§ PROBLEM TO WORK ON
From the entries that follow, list every line in which the string "投資利回り" appears.

-*-

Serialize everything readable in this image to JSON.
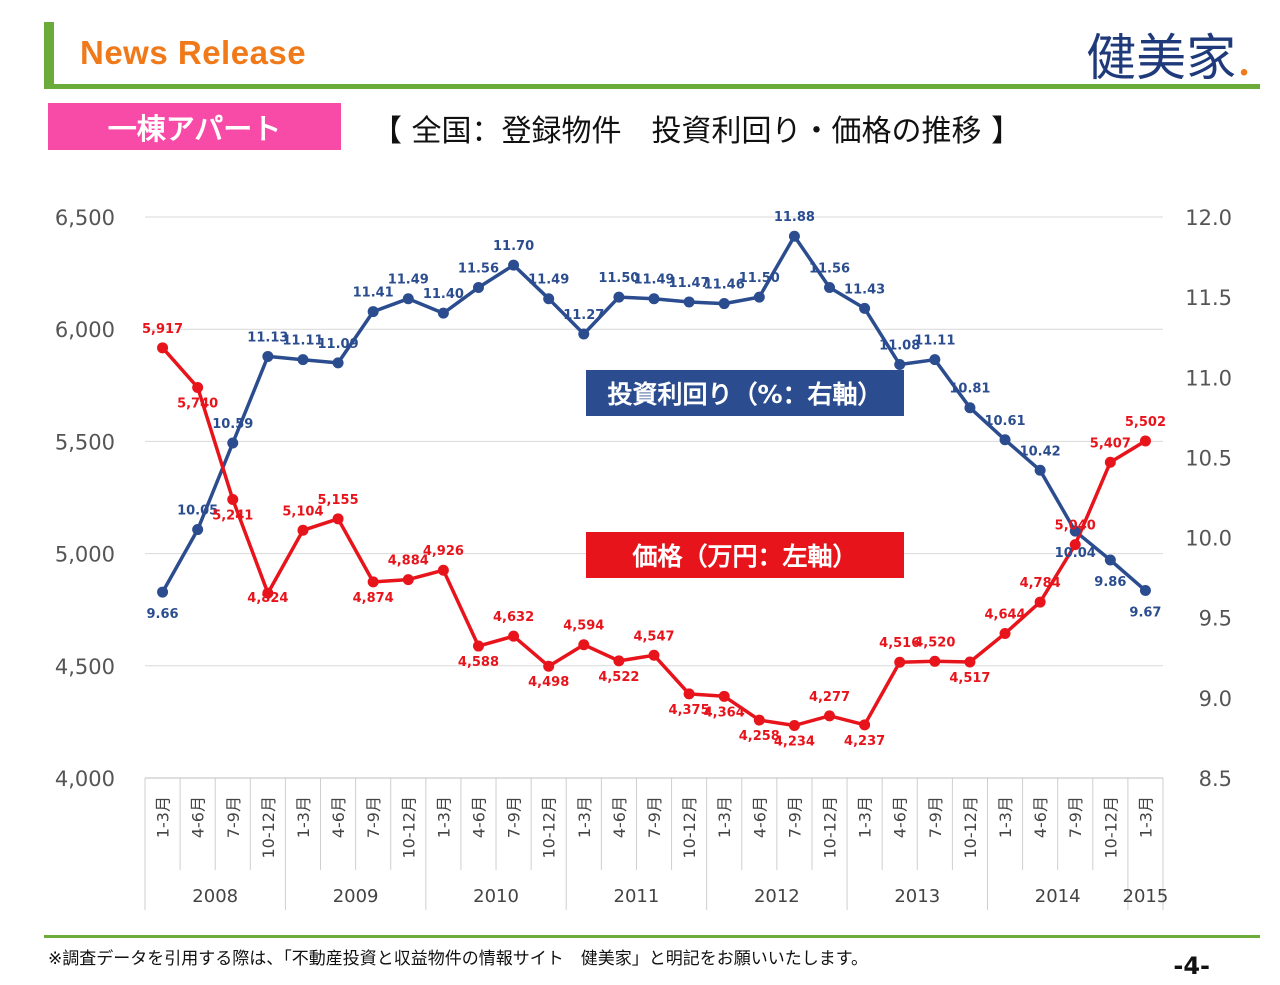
{
  "header": {
    "title": "News Release",
    "logo_text": "健美家",
    "logo_dot": ".",
    "badge": "一棟アパート",
    "subtitle": "【 全国：登録物件　投資利回り・価格の推移 】"
  },
  "colors": {
    "green": "#6aab3a",
    "orange": "#f07a1a",
    "pink": "#f84aa7",
    "blue": "#2b4d8f",
    "red": "#e8141c"
  },
  "chart_data": {
    "type": "line",
    "categories": [
      "1-3月",
      "4-6月",
      "7-9月",
      "10-12月",
      "1-3月",
      "4-6月",
      "7-9月",
      "10-12月",
      "1-3月",
      "4-6月",
      "7-9月",
      "10-12月",
      "1-3月",
      "4-6月",
      "7-9月",
      "10-12月",
      "1-3月",
      "4-6月",
      "7-9月",
      "10-12月",
      "1-3月",
      "4-6月",
      "7-9月",
      "10-12月",
      "1-3月",
      "4-6月",
      "7-9月",
      "10-12月",
      "1-3月"
    ],
    "years": [
      {
        "label": "2008",
        "count": 4
      },
      {
        "label": "2009",
        "count": 4
      },
      {
        "label": "2010",
        "count": 4
      },
      {
        "label": "2011",
        "count": 4
      },
      {
        "label": "2012",
        "count": 4
      },
      {
        "label": "2013",
        "count": 4
      },
      {
        "label": "2014",
        "count": 4
      },
      {
        "label": "2015",
        "count": 1
      }
    ],
    "series": [
      {
        "name": "投資利回り（%：右軸）",
        "axis": "right",
        "values": [
          9.66,
          10.05,
          10.59,
          11.13,
          11.11,
          11.09,
          11.41,
          11.49,
          11.4,
          11.56,
          11.7,
          11.49,
          11.27,
          11.5,
          11.49,
          11.47,
          11.46,
          11.5,
          11.88,
          11.56,
          11.43,
          11.08,
          11.11,
          10.81,
          10.61,
          10.42,
          10.04,
          9.86,
          9.67
        ],
        "labels": [
          "9.66",
          "10.05",
          "10.59",
          "11.13",
          "11.11",
          "11.09",
          "11.41",
          "11.49",
          "11.40",
          "11.56",
          "11.70",
          "11.49",
          "11.27",
          "11.50",
          "11.49",
          "11.47",
          "11.46",
          "11.50",
          "11.88",
          "11.56",
          "11.43",
          "11.08",
          "11.11",
          "10.81",
          "10.61",
          "10.42",
          "10.04",
          "9.86",
          "9.67"
        ]
      },
      {
        "name": "価格（万円：左軸）",
        "axis": "left",
        "values": [
          5917,
          5740,
          5241,
          4824,
          5104,
          5155,
          4874,
          4884,
          4926,
          4588,
          4632,
          4498,
          4594,
          4522,
          4547,
          4375,
          4364,
          4258,
          4234,
          4277,
          4237,
          4516,
          4520,
          4517,
          4644,
          4784,
          5040,
          5407,
          5502
        ],
        "labels": [
          "5,917",
          "5,740",
          "5,241",
          "4,824",
          "5,104",
          "5,155",
          "4,874",
          "4,884",
          "4,926",
          "4,588",
          "4,632",
          "4,498",
          "4,594",
          "4,522",
          "4,547",
          "4,375",
          "4,364",
          "4,258",
          "4,234",
          "4,277",
          "4,237",
          "4,516",
          "4,520",
          "4,517",
          "4,644",
          "4,784",
          "5,040",
          "5,407",
          "5,502"
        ]
      }
    ],
    "left_axis": {
      "min": 4000,
      "max": 6500,
      "ticks": [
        4000,
        4500,
        5000,
        5500,
        6000,
        6500
      ],
      "tick_labels": [
        "4,000",
        "4,500",
        "5,000",
        "5,500",
        "6,000",
        "6,500"
      ]
    },
    "right_axis": {
      "min": 8.5,
      "max": 12.0,
      "ticks": [
        8.5,
        9.0,
        9.5,
        10.0,
        10.5,
        11.0,
        11.5,
        12.0
      ],
      "tick_labels": [
        "8.5",
        "9.0",
        "9.5",
        "10.0",
        "10.5",
        "11.0",
        "11.5",
        "12.0"
      ]
    },
    "grid": true
  },
  "legend_labels": {
    "yield": "投資利回り（%：右軸）",
    "price": "価格（万円：左軸）"
  },
  "footer": {
    "note": "※調査データを引用する際は、「不動産投資と収益物件の情報サイト　健美家」と明記をお願いいたします。",
    "page": "-4-"
  }
}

-*-

§ COMPLETED EXERCISE
    "subtitle": "【 全国：登録物件　投資利回り・価格の推移 】"
        "name": "投資利回り（%：右軸）",
    "yield": "投資利回り（%：右軸）",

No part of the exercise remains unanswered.